### WHAT YOU ARE ASKED TO DO:
Extract each line bearing the word "values".

### RAW RECORDS:
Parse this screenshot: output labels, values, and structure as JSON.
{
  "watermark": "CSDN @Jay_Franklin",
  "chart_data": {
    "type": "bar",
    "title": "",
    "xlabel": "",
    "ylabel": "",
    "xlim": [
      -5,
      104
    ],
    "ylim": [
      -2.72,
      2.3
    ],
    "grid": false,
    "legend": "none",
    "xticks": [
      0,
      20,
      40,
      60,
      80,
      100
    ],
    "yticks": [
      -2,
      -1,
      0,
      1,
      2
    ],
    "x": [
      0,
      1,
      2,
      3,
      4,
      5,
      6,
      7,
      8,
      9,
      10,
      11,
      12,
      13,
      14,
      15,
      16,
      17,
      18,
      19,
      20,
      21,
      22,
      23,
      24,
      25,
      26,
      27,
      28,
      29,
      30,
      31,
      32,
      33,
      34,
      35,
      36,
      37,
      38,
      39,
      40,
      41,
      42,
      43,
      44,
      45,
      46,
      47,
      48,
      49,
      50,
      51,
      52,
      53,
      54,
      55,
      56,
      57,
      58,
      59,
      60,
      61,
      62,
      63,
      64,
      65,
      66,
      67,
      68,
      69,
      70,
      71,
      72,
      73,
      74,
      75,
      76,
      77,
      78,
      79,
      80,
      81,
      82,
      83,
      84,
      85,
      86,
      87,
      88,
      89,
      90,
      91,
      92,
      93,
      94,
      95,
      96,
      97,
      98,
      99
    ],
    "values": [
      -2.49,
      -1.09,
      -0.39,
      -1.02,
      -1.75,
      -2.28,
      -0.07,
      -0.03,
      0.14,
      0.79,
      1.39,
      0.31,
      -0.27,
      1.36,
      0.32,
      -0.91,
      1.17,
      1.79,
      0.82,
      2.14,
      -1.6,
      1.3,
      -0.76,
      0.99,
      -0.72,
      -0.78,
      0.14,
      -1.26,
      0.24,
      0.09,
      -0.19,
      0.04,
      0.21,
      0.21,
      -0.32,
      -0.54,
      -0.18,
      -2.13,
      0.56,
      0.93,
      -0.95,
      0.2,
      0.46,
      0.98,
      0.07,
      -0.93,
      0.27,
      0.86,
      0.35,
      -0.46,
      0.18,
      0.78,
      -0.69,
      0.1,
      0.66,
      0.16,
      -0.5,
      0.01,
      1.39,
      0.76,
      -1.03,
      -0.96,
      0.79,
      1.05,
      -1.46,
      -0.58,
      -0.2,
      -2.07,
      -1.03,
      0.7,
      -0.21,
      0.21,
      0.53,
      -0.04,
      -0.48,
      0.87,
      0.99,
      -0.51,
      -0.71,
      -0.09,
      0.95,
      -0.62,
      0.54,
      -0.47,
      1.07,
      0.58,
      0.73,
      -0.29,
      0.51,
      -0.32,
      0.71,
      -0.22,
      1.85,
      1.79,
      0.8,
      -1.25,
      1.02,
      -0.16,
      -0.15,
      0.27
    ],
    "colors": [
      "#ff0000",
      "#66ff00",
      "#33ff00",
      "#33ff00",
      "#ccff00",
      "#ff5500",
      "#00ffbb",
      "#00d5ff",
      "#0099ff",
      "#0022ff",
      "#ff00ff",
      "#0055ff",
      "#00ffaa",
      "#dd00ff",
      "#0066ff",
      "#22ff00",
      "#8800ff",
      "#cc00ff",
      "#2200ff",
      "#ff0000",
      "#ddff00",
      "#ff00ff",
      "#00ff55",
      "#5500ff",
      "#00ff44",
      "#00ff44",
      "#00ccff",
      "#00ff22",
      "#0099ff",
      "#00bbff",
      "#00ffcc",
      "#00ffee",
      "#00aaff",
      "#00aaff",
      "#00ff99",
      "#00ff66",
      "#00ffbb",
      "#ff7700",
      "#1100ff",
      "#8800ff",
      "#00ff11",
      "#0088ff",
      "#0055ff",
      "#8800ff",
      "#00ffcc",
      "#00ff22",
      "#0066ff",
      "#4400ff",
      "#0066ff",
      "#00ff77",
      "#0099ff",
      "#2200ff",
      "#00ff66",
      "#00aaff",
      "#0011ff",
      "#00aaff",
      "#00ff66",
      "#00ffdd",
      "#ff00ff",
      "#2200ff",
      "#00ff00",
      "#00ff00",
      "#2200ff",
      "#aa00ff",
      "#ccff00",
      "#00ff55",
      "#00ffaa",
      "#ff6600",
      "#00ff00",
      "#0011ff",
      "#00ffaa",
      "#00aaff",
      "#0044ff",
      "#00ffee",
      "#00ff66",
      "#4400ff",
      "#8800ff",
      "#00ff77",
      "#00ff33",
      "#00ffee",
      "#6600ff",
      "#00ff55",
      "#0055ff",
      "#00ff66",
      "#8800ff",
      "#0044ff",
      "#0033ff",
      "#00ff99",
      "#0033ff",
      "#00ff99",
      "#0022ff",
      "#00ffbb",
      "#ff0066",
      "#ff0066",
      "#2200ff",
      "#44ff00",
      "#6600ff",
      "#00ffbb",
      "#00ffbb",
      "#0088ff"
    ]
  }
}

### TASK OUTPUT:
Parse this screenshot: output labels, values, and structure as JSON.
    "values": [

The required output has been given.